## Work to do
Take every line that has the string "unrecognized" and copy it out.

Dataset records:
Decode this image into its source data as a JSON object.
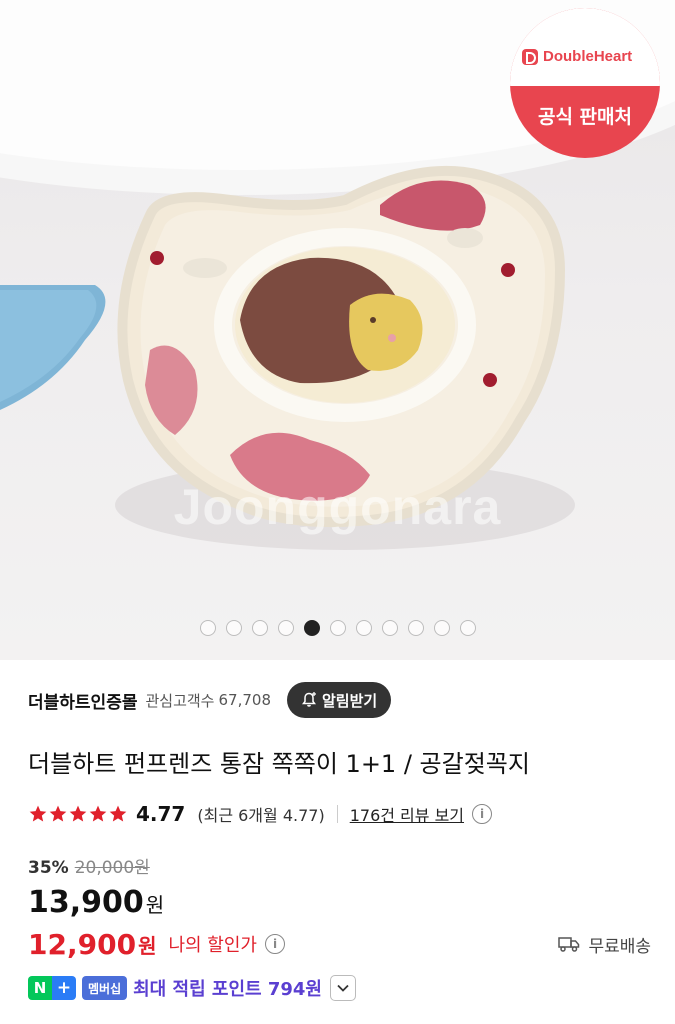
{
  "hero": {
    "watermark": "Joonggonara",
    "badge_brand": "DoubleHeart",
    "badge_label": "공식 판매처",
    "carousel": {
      "total": 11,
      "active_index": 4
    }
  },
  "store": {
    "name": "더블하트인증몰",
    "favorites_label": "관심고객수",
    "favorites_count": "67,708",
    "alarm_button": "알림받기"
  },
  "product": {
    "title": "더블하트 펀프렌즈 통잠 쪽쪽이 1+1 / 공갈젖꼭지"
  },
  "rating": {
    "stars": 5,
    "score": "4.77",
    "recent": "(최근 6개월 4.77)",
    "review_link": "176건 리뷰 보기"
  },
  "price": {
    "discount_rate": "35%",
    "original": "20,000원",
    "sale": "13,900",
    "sale_unit": "원",
    "my_price": "12,900",
    "my_unit": "원",
    "my_label": "나의 할인가",
    "shipping": "무료배송"
  },
  "membership": {
    "n_label": "N",
    "plus_label": "+",
    "badge": "멤버십",
    "points_text": "최대 적립 포인트 794원"
  },
  "colors": {
    "accent_red": "#e0202b",
    "badge_red": "#e8454f",
    "points_purple": "#5a3fd1",
    "naver_green": "#03c75a",
    "naver_blue": "#2a7cf6"
  }
}
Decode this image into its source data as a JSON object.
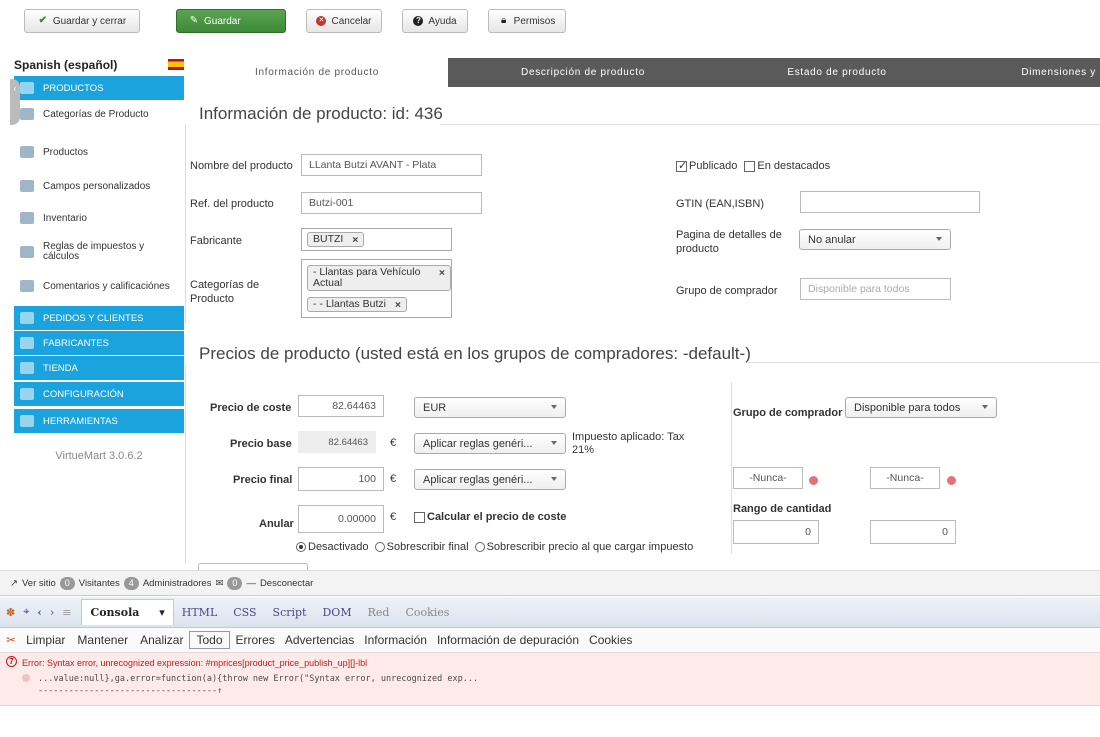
{
  "toolbar": {
    "save_close": "Guardar y cerrar",
    "save": "Guardar",
    "cancel": "Cancelar",
    "help": "Ayuda",
    "permissions": "Permisos"
  },
  "sidebar": {
    "language": "Spanish (español)",
    "items": [
      {
        "label": "PRODUCTOS",
        "type": "head",
        "icon": "products-icon"
      },
      {
        "label": "Categorías de Producto",
        "type": "link",
        "icon": "categories-icon"
      },
      {
        "label": "Productos",
        "type": "link",
        "icon": "product-icon"
      },
      {
        "label": "Campos personalizados",
        "type": "link",
        "icon": "custom-fields-icon"
      },
      {
        "label": "Inventario",
        "type": "link",
        "icon": "inventory-icon"
      },
      {
        "label": "Reglas de impuestos y cálculos",
        "type": "link",
        "icon": "tax-rules-icon"
      },
      {
        "label": "Comentarios y calificaciónes",
        "type": "link",
        "icon": "comments-icon"
      },
      {
        "label": "PEDIDOS Y CLIENTES",
        "type": "head",
        "icon": "orders-icon"
      },
      {
        "label": "FABRICANTES",
        "type": "head",
        "icon": "manufacturers-icon"
      },
      {
        "label": "TIENDA",
        "type": "head",
        "icon": "shop-icon"
      },
      {
        "label": "CONFIGURACIÓN",
        "type": "head",
        "icon": "config-icon"
      },
      {
        "label": "HERRAMIENTAS",
        "type": "head",
        "icon": "tools-icon"
      }
    ],
    "version": "VirtueMart 3.0.6.2"
  },
  "tabs": [
    "Información de producto",
    "Descripción de producto",
    "Estado de producto",
    "Dimensiones y"
  ],
  "info": {
    "title": "Información de producto: id: 436",
    "name_label": "Nombre del producto",
    "name_value": "LLanta Butzi AVANT - Plata",
    "sku_label": "Ref. del producto",
    "sku_value": "Butzi-001",
    "manufacturer_label": "Fabricante",
    "manufacturer_chip": "BUTZI",
    "categories_label": "Categorías de Producto",
    "category_chip_1": "- Llantas para Vehículo Actual",
    "category_chip_2": "- - Llantas Butzi",
    "published_label": "Publicado",
    "featured_label": "En destacados",
    "gtin_label": "GTIN (EAN,ISBN)",
    "gtin_value": "",
    "details_page_label": "Pagina de detalles de producto",
    "details_page_value": "No anular",
    "shopper_group_label": "Grupo de comprador",
    "shopper_group_placeholder": "Disponible para todos"
  },
  "prices": {
    "title": "Precios de producto (usted está en los grupos de compradores: -default-)",
    "cost_label": "Precio de coste",
    "cost_value": "82.64463",
    "currency": "EUR",
    "base_label": "Precio base",
    "base_value": "82.64463",
    "euro": "€",
    "rules_1": "Aplicar reglas genéri...",
    "tax_applied": "Impuesto aplicado: Tax 21%",
    "final_label": "Precio final",
    "final_value": "100",
    "rules_2": "Aplicar reglas genéri...",
    "override_label": "Anular",
    "override_value": "0.00000",
    "calc_cost_label": "Calcular el precio de coste",
    "radio_disabled": "Desactivado",
    "radio_override": "Sobrescribir final",
    "radio_override_tax": "Sobrescribir precio al que cargar impuesto",
    "shopper_group_label": "Grupo de comprador",
    "shopper_group_value": "Disponible para todos",
    "never_1": "-Nunca-",
    "never_2": "-Nunca-",
    "quantity_range_label": "Rango de cantidad",
    "qty_from": "0",
    "qty_to": "0"
  },
  "adminbar": {
    "site": "Ver sitio",
    "visitors_count": "0",
    "visitors": "Visitantes",
    "admins_count": "4",
    "admins": "Administradores",
    "messages_count": "0",
    "logout": "Desconectar"
  },
  "firebug": {
    "console": "Consola",
    "tabs": [
      "HTML",
      "CSS",
      "Script",
      "DOM",
      "Red",
      "Cookies"
    ],
    "filters": [
      "Limpiar",
      "Mantener",
      "Analizar",
      "Todo",
      "Errores",
      "Advertencias",
      "Información",
      "Información de depuración",
      "Cookies"
    ],
    "error_message": "Error: Syntax error, unrecognized expression: #mprices[product_price_publish_up][]-lbl",
    "error_code_1": "...value:null},ga.error=function(a){throw new Error(\"Syntax error, unrecognized exp...",
    "error_code_2": "-----------------------------------↑"
  },
  "colors": {
    "accent_blue": "#1aa3dc",
    "save_green": "#4a9a42",
    "tab_bar": "#5a5a5a",
    "error_red": "#c41a1a"
  }
}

## The answer
    "error_message": "Error: Syntax error, unrecognized expression: #mprices[product_price_publish_up][]-lbl",
    "error_code_1": "...value:null},ga.error=function(a){throw new Error(\"Syntax error, unrecognized exp...",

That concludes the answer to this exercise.